• SELECTED EXCERPT:
— start —

Creates a `documents` table with:
- `id`: Auto-incrementing primary key
- `filename`: Original filename
- `doc_type`: Either 'page' or 'journal'
- `title`: Document title (derived from filename)
- `content`: Full markdown content
- `content_tsv`: Full-text search vector (auto-generated)
- `created_at`: Timestamp

In [None]:
create_schema()
print("Schema created successfully")

## Load Documents

In [None]:
result = load_logseq_vault(LOGSEQ_PATH)
print(f"Loaded {result['pages']} pages and {result['journals']} journals")
print(f"Total: {result['total']} documents")

In [None]:
# Verify the data was loaded
counts = get_document_count()
for doc_type, count in counts.items():
    print(f"{doc_type}: {count} documents")

## Search Functions

In [None]:
def display_results(results: list):
    """Display search results in a readable format."""
    if not results:
        print("No results found.")

— end —

• DIRECTION 1: In the listing, update the stretch from the line containing "Patent image size: (1205, 829)." through the line containing "The transmission contact", replacing "steering wheel" with "steering column" and keeping everything else the same. Return only those lines.

• DATA PROVIDED:
— start —

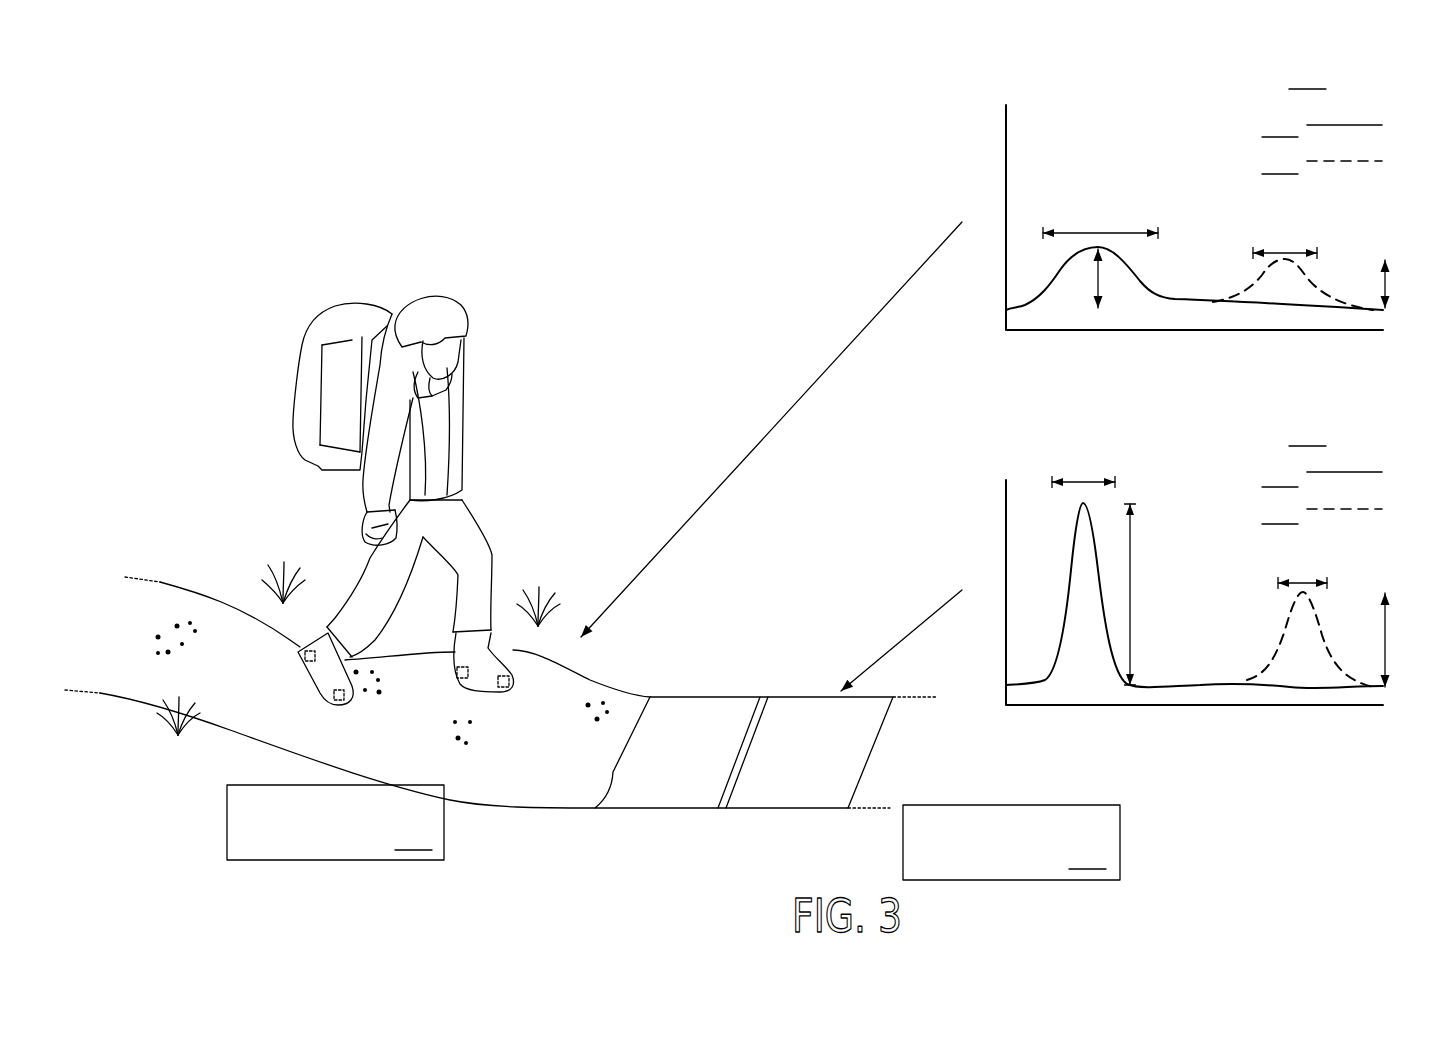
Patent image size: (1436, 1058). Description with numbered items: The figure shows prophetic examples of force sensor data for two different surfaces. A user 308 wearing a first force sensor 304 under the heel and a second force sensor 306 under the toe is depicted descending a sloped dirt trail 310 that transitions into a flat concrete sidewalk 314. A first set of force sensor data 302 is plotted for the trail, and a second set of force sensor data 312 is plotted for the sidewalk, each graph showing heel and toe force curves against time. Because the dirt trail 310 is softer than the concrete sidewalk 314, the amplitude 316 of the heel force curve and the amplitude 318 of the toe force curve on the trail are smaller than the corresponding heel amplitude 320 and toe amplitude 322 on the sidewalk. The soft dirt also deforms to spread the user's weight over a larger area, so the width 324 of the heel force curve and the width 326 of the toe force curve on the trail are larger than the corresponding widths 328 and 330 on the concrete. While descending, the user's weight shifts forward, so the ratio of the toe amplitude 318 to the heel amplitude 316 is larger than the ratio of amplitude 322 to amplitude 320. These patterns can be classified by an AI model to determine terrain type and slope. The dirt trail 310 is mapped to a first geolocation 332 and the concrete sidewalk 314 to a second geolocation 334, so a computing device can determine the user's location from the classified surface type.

The first force sensor data 302 is at (1201, 214).
The first force sensor 304 is at (300, 656).
The second force sensor 306 is at (327, 699).
The user 308 is at (465, 428).
The sloped dirt trail 310 is at (258, 618).
The second force sensor data 312 is at (1201, 580).
The flat concrete sidewalk 314 is at (731, 726).
The amplitude of heel force sensor data 316 is at (1100, 272).
The amplitude of toe force sensor data 318 is at (1387, 283).
The amplitude of heel force sensor data 320 is at (1132, 590).
The amplitude of toe force sensor data 322 is at (1387, 640).
The width of heel force curve 324 is at (1103, 230).
The width of toe force curve 326 is at (1290, 250).
The width of heel force curve 328 is at (1080, 484).
The width of toe force curve 330 is at (1300, 580).
The first geolocation 332 is at (403, 733).
The second geolocation 334 is at (821, 778).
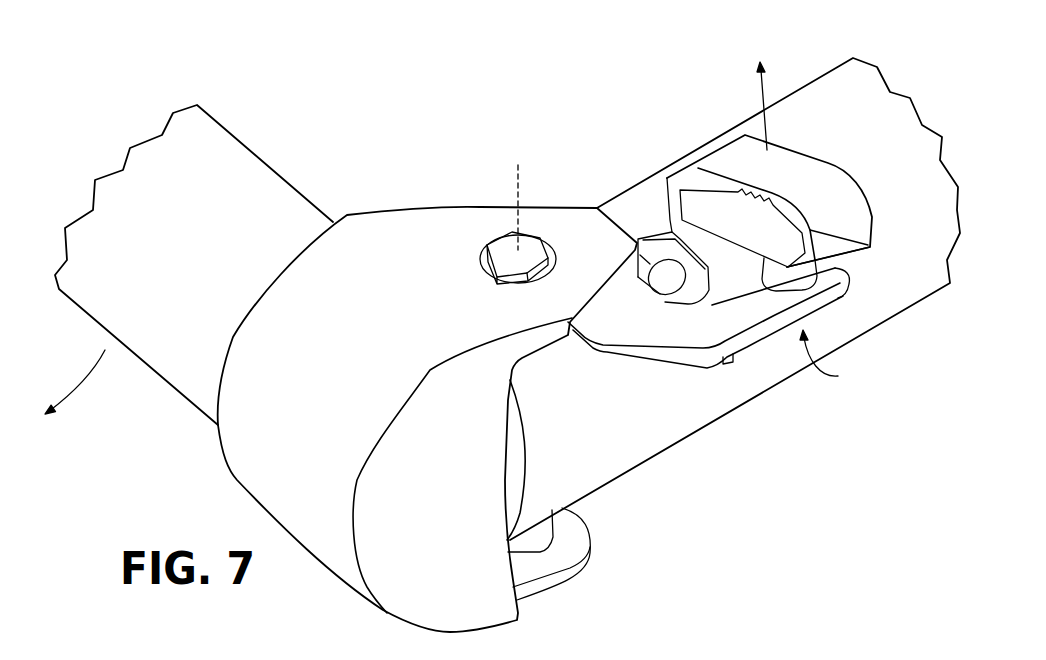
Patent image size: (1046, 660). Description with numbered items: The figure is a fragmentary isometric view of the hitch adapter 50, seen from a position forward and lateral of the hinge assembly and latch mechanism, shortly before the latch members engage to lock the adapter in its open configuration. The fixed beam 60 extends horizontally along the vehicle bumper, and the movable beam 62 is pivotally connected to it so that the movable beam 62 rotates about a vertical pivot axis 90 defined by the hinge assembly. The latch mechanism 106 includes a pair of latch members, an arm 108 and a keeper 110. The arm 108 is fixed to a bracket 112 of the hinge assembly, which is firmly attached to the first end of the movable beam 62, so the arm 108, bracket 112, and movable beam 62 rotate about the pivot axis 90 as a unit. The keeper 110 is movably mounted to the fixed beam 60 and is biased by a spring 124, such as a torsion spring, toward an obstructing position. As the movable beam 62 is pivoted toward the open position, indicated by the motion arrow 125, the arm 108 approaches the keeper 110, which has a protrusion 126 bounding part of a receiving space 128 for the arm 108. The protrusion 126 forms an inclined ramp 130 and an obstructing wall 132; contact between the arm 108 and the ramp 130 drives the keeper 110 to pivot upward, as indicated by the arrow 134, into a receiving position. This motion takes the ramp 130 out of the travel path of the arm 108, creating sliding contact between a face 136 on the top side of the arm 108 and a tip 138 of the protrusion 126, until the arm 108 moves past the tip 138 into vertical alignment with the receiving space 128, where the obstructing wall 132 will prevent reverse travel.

The hitch adapter 50 is at (390, 102).
The fixed beam 60 is at (700, 426).
The movable beam 62 is at (155, 378).
The pivot axis 90 is at (517, 187).
The latch mechanism 106 is at (842, 358).
The arm 108 is at (630, 360).
The keeper 110 is at (805, 147).
The bracket 112 is at (400, 208).
The spring 124 is at (662, 258).
The motion arrow 125 is at (77, 378).
The protrusion 126 is at (833, 289).
The receiving space 128 is at (733, 258).
The ramp 130 is at (850, 257).
The obstructing wall 132 is at (772, 288).
The arrow 134 is at (757, 97).
The face 136 is at (662, 338).
The tip 138 is at (775, 302).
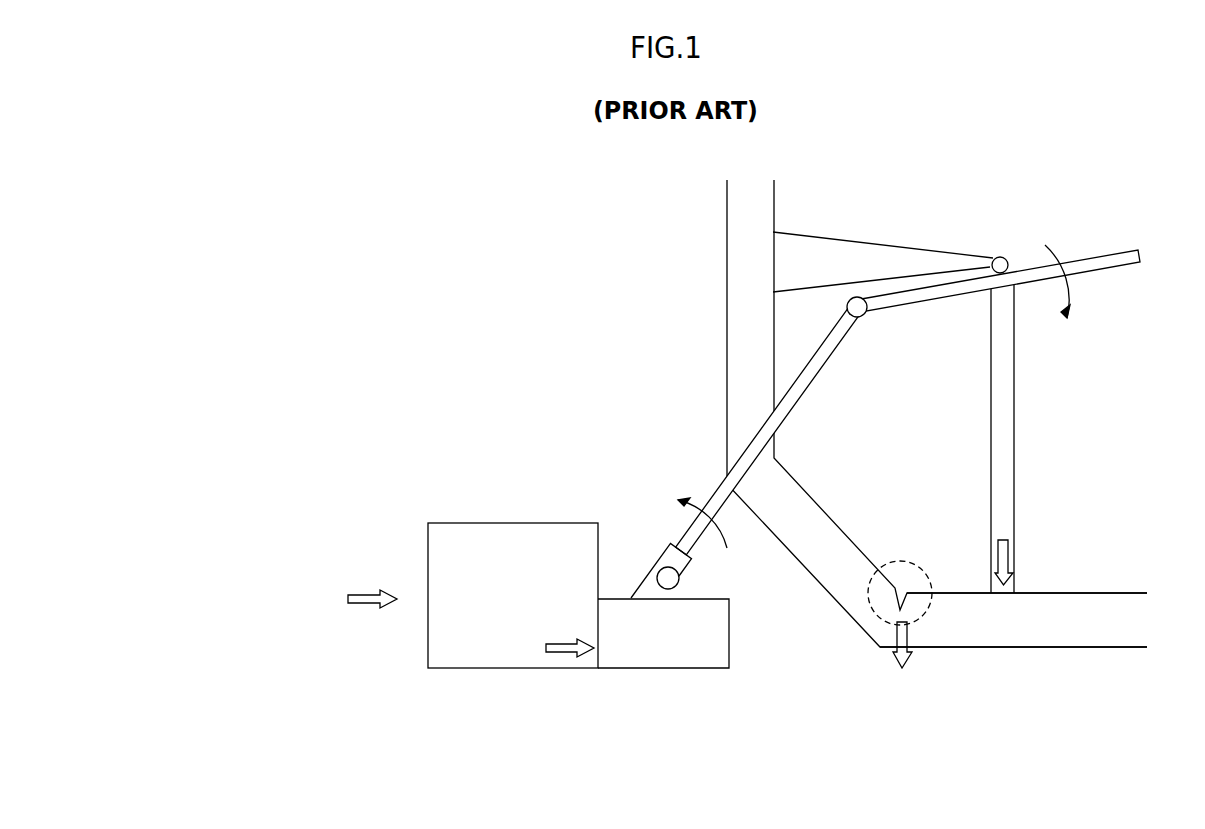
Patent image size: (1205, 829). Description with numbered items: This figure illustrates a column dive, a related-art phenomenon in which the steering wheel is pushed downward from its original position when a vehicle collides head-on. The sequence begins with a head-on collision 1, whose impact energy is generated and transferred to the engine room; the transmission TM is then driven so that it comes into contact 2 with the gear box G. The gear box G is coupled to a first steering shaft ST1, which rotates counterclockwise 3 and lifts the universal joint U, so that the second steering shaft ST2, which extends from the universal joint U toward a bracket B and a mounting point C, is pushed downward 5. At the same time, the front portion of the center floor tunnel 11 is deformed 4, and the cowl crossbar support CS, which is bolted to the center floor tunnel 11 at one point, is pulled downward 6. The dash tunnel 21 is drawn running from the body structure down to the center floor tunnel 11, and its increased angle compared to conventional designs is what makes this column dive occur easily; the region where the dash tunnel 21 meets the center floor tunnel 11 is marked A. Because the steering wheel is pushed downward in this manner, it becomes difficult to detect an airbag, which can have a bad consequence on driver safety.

The head-on collision step 1 is at (287, 585).
The transmission contact step 2 is at (569, 635).
The first steering shaft rotation step 3 is at (702, 509).
The center floor tunnel deformation step 4 is at (922, 644).
The second steering shaft push step 5 is at (1075, 281).
The cowl crossbar support pull step 6 is at (1021, 562).
The transmission TM is at (502, 638).
The steering gear box S is at (660, 645).
The gear box G is at (679, 585).
The first steering shaft ST1 is at (812, 368).
The second steering shaft ST2 is at (943, 292).
The universal joint U is at (860, 300).
The bracket B is at (833, 240).
The column mounting pivot C is at (1001, 259).
The cowl crossbar support CS is at (1005, 442).
The dash tunnel 21 is at (822, 533).
The center floor tunnel 11 is at (1077, 633).
The fracture region A is at (900, 581).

— end —

• DIRECTION 2:
Answer these questions using the notebook excerpt above:
(a) From what is the `title` column derived?
(b) What two values can `doc_type` take?
(c) What does `display_results` print when it receives no results?

• WORKED SOLUTION 1:
Patent image size: (1205, 829). Description with numbered items: This figure illustrates a column dive, a related-art phenomenon in which the steering column is pushed downward from its original position when a vehicle collides head-on. The sequence begins with a head-on collision 1, whose impact energy is generated and transferred to the engine room; the transmission TM is then driven so that it comes into contact 2 with the gear box G. The gear box G is coupled to a first steering shaft ST1, which rotates counterclockwise 3 and lifts the universal joint U, so that the second steering shaft ST2, which extends from the universal joint U toward a bracket B and a mounting point C, is pushed downward 5. At the same time, the front portion of the center floor tunnel 11 is deformed 4, and the cowl crossbar support CS, which is bolted to the center floor tunnel 11 at one point, is pulled downward 6. The dash tunnel 21 is drawn running from the body structure down to the center floor tunnel 11, and its increased angle compared to conventional designs is what makes this column dive occur easily; the region where the dash tunnel 21 meets the center floor tunnel 11 is marked A. Because the steering column is pushed downward in this manner, it becomes difficult to detect an airbag, which can have a bad consequence on driver safety.

The head-on collision step 1 is at (287, 585).
The transmission contact step 2 is at (569, 635).

• WORKED SOLUTION 2:
(a) It is derived from the filename.
(b) It can be either 'page' or 'journal'.
(c) It prints "No results found."